(Stored records)
↓

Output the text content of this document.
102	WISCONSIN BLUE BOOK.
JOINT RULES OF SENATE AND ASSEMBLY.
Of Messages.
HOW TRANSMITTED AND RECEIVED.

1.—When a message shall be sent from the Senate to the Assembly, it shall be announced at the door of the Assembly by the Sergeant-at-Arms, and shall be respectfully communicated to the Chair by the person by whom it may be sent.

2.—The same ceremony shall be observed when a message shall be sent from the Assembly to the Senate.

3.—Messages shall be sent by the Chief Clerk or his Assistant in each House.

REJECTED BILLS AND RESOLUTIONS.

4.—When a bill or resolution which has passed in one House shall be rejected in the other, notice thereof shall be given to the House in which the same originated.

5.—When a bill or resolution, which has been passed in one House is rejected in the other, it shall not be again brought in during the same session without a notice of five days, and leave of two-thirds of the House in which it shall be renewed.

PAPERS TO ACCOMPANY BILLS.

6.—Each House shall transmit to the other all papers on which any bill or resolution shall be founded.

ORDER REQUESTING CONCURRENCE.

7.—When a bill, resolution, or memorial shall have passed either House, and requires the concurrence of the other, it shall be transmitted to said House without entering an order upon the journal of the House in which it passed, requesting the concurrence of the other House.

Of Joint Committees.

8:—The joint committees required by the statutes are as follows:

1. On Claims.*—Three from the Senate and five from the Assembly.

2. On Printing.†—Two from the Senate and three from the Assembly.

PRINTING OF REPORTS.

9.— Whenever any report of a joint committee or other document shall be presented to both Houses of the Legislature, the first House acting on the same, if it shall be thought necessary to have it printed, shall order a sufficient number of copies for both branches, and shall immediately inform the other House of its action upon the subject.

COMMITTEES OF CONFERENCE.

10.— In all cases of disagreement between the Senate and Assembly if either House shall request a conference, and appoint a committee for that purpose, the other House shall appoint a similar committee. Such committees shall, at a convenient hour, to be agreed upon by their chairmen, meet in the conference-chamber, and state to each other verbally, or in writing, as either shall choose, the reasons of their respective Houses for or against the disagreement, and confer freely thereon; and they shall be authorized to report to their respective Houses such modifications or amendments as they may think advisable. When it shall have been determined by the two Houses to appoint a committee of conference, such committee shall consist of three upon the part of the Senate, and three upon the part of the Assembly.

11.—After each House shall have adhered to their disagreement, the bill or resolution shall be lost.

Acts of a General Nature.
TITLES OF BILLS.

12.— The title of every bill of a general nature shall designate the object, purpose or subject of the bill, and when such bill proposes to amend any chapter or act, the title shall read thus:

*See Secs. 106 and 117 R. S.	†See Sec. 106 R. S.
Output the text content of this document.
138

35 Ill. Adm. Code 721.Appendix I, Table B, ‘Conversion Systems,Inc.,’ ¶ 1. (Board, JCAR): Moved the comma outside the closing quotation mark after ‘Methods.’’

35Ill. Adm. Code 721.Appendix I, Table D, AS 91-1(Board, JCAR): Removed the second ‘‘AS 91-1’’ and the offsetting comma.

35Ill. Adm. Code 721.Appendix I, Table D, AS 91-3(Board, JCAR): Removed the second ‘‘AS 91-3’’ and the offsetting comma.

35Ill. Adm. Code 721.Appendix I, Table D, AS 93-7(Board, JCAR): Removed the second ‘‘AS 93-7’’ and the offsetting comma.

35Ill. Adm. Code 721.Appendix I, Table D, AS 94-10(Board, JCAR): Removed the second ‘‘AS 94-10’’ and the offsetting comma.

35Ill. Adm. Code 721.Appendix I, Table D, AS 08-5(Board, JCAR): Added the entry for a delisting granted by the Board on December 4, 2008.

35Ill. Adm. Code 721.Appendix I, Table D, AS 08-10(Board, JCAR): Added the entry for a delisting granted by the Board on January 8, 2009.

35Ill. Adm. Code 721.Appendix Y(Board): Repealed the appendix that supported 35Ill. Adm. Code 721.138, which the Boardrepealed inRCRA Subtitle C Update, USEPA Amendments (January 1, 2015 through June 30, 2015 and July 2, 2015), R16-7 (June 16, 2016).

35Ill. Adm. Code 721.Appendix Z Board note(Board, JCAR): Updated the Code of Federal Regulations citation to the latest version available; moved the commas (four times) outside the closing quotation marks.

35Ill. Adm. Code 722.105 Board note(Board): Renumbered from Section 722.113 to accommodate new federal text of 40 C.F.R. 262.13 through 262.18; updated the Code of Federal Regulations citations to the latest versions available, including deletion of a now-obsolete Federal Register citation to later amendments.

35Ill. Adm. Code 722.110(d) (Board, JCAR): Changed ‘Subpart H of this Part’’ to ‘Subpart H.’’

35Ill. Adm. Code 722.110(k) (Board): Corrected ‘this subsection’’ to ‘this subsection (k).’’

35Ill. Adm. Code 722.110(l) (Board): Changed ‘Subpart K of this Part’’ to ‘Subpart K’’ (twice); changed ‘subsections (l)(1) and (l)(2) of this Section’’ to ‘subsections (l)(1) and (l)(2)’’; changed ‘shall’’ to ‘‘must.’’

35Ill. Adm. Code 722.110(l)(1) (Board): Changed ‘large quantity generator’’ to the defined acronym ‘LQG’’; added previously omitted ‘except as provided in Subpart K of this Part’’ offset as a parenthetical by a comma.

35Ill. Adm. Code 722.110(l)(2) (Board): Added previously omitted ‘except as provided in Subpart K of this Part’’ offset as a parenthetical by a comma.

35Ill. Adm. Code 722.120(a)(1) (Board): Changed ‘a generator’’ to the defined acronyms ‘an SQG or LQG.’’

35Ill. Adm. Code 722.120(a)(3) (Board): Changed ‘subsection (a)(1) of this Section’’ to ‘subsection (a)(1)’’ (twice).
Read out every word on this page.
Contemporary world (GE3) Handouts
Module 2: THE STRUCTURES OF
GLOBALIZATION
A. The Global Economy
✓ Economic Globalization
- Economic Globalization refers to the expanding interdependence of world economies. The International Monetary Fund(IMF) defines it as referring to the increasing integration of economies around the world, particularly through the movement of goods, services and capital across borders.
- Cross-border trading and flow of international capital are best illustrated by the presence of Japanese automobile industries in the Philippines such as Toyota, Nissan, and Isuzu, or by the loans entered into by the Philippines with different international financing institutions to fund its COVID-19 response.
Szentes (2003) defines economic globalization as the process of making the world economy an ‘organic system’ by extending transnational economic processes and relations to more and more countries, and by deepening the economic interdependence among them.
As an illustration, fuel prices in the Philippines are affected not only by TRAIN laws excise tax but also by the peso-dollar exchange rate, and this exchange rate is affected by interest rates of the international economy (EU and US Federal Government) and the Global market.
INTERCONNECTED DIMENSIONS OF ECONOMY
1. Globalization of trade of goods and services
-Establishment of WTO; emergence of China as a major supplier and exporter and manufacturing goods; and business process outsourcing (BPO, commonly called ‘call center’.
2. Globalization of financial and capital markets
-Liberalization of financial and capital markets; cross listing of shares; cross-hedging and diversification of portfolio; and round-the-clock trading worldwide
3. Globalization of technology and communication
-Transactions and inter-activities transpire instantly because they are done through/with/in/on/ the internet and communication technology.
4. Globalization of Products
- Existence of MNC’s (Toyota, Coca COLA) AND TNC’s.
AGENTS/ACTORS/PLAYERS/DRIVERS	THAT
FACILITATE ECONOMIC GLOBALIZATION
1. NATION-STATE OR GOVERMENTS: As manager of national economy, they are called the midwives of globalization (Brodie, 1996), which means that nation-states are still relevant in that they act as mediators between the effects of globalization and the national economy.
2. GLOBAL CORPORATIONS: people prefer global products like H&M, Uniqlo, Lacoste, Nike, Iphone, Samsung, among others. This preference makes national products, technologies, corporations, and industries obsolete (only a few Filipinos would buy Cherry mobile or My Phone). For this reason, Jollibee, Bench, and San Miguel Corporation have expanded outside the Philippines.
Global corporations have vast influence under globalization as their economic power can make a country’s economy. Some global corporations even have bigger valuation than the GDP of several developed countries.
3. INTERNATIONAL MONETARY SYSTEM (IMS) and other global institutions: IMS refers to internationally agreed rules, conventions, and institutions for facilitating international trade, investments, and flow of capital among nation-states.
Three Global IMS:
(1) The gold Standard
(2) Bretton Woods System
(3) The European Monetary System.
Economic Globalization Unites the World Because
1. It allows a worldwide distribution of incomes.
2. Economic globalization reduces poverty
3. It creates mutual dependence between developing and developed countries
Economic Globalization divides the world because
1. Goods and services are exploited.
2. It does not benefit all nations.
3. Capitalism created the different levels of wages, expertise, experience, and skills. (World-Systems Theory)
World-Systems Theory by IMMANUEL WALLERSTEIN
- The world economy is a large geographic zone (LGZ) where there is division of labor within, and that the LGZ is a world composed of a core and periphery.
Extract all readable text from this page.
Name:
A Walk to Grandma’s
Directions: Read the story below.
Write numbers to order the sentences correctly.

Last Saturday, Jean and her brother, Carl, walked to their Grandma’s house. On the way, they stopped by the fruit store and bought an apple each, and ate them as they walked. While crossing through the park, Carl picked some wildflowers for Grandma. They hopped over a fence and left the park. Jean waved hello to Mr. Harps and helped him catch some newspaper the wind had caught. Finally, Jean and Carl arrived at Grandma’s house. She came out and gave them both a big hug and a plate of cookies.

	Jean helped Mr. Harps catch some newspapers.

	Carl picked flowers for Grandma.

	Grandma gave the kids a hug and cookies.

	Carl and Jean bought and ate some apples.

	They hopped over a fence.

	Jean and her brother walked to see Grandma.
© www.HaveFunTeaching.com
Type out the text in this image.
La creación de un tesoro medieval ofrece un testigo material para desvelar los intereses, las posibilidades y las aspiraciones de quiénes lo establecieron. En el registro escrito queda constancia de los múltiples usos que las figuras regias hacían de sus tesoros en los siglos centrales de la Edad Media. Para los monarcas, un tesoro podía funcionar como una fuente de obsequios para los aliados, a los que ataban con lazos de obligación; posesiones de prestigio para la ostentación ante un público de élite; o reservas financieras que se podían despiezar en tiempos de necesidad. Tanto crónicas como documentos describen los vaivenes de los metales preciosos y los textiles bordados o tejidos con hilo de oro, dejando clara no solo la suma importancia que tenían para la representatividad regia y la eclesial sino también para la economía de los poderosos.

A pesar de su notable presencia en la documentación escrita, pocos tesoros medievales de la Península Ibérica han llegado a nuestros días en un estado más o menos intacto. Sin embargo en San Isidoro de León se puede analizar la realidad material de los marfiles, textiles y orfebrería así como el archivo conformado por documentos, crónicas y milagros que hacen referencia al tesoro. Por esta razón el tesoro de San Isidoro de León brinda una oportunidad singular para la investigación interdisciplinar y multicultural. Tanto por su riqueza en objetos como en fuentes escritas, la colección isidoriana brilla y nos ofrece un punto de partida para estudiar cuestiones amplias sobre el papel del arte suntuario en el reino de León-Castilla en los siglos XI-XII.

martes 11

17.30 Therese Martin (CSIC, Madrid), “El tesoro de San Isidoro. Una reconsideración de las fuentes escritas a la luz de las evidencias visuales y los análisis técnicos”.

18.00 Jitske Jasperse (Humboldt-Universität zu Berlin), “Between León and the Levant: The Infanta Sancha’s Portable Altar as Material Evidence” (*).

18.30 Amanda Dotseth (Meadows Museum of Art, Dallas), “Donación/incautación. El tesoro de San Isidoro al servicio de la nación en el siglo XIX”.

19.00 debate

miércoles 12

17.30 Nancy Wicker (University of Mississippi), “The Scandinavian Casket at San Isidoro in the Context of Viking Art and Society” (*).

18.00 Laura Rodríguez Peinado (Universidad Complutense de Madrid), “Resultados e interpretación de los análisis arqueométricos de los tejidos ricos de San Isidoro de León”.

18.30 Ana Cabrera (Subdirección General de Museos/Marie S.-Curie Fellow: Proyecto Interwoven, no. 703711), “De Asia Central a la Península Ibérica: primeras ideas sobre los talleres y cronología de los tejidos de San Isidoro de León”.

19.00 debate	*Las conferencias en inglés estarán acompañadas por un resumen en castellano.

↑

Look through the entries above; copy every line holding the string "picked".

Last Saturday, Jean and her brother, Carl, walked to their Grandma’s house. On the way, they stopped by the fruit store and bought an apple each, and ate them as they walked. While crossing through the park, Carl picked some wildflowers for Grandma. They hopped over a fence and left the park. Jean waved hello to Mr. Harps and helped him catch some newspaper the wind had caught. Finally, Jean and Carl arrived at Grandma’s house. She came out and gave them both a big hug and a plate of cookies.
	Carl picked flowers for Grandma.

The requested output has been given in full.